*Saved data entries*
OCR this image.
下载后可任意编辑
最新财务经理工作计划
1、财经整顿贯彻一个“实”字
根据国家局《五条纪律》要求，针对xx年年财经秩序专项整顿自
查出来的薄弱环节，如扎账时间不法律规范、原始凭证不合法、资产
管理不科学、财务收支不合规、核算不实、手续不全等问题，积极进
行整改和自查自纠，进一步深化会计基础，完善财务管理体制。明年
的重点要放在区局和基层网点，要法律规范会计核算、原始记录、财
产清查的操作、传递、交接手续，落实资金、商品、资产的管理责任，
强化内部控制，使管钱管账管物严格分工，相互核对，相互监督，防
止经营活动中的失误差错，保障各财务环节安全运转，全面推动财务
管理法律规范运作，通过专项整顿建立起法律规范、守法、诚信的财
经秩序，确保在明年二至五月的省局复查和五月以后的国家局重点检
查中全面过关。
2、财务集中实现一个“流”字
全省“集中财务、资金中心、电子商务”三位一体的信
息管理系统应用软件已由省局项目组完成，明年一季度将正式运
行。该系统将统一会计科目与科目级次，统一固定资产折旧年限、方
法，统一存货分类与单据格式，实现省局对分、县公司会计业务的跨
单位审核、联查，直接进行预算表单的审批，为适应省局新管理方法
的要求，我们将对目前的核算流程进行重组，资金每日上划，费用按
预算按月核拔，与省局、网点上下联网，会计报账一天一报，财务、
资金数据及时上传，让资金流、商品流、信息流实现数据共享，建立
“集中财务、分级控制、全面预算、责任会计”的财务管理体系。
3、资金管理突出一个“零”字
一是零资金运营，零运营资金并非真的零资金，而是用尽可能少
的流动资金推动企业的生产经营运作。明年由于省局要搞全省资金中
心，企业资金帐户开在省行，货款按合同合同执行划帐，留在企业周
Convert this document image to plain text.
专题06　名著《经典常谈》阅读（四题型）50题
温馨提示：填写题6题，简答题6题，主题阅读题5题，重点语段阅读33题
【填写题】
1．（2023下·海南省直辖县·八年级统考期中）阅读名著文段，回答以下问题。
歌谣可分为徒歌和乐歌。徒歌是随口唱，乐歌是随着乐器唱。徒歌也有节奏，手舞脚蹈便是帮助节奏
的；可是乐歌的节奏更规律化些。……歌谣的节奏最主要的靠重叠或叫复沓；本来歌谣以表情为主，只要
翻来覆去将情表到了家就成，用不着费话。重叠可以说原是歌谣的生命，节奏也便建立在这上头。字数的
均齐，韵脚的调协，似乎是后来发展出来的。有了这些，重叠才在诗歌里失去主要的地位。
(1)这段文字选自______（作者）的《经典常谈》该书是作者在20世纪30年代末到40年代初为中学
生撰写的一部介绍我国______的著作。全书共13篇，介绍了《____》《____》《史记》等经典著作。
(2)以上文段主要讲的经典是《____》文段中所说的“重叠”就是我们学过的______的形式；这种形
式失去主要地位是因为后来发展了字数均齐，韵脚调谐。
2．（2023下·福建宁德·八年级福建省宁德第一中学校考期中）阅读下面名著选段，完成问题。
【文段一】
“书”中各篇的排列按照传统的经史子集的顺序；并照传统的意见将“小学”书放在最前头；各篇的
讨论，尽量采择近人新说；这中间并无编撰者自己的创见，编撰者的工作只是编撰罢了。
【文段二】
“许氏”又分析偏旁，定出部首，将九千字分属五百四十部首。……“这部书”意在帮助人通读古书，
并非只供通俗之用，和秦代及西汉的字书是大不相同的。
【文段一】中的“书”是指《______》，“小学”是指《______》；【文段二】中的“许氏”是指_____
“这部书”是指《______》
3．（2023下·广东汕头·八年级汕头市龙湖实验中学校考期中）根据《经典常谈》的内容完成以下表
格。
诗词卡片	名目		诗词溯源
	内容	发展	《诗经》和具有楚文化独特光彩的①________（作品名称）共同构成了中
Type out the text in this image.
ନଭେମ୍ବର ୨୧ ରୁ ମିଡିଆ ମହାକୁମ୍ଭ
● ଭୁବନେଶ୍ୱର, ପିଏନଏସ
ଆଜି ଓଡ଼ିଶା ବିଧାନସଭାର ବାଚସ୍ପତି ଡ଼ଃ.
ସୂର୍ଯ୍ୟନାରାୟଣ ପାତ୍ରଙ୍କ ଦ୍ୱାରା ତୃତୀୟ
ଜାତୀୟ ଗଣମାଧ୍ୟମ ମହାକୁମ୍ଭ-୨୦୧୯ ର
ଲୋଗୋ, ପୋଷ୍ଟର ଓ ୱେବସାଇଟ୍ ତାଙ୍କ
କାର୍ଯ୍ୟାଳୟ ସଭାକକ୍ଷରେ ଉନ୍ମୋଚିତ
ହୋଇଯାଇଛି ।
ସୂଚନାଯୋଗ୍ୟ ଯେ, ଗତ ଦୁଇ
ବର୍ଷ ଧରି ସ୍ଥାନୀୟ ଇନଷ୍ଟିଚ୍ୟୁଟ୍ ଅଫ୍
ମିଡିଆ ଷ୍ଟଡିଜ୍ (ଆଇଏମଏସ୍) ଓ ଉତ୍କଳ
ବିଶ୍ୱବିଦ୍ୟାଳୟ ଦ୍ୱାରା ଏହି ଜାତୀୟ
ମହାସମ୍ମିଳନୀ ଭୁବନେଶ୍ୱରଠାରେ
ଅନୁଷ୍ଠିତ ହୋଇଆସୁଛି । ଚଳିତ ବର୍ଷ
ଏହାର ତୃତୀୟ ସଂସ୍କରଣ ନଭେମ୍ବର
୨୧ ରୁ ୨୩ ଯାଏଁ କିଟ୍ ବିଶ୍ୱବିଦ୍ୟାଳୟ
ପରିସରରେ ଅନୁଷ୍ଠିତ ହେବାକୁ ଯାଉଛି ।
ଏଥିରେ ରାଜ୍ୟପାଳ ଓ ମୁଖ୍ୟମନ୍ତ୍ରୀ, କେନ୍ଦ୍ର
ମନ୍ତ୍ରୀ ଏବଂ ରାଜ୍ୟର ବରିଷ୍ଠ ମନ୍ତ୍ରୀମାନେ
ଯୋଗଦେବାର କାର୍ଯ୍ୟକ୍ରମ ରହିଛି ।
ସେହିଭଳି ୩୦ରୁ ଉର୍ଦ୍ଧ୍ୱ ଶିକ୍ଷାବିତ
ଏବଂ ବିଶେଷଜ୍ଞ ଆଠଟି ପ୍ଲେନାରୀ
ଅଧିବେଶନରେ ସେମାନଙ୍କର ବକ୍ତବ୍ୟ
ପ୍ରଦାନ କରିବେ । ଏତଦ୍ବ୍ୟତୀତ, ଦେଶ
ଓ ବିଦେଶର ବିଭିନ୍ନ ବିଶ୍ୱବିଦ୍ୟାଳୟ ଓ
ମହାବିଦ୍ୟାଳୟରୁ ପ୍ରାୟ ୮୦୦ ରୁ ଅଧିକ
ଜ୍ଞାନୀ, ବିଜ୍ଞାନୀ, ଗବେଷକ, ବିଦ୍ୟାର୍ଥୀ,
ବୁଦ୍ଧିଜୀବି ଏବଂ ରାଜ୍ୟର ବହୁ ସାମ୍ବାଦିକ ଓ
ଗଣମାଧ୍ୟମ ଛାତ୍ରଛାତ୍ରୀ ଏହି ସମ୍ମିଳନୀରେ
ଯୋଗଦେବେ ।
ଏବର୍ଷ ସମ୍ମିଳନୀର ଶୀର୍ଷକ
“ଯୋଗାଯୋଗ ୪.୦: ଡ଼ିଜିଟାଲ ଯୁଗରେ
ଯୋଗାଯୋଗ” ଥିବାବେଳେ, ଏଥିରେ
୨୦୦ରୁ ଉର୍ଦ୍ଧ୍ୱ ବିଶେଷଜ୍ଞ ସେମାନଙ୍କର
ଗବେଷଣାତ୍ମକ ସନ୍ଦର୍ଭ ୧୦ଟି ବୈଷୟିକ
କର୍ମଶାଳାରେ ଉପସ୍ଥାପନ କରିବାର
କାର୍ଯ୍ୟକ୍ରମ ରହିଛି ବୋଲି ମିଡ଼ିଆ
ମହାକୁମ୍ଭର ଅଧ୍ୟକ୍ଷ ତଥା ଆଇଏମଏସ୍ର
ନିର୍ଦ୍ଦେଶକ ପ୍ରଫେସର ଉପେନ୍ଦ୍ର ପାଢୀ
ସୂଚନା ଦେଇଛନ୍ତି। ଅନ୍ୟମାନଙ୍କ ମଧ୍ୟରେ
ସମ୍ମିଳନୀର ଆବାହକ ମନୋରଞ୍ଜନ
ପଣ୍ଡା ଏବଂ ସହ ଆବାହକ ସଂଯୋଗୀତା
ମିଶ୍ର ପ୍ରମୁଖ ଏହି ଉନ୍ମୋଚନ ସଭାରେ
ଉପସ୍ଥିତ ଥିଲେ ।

*AIM OF THE TASK*
Pick out the lines that include the word "text" and write them out.

*OUTPUT*
Convert this document image to plain text.
Type out the text in this image.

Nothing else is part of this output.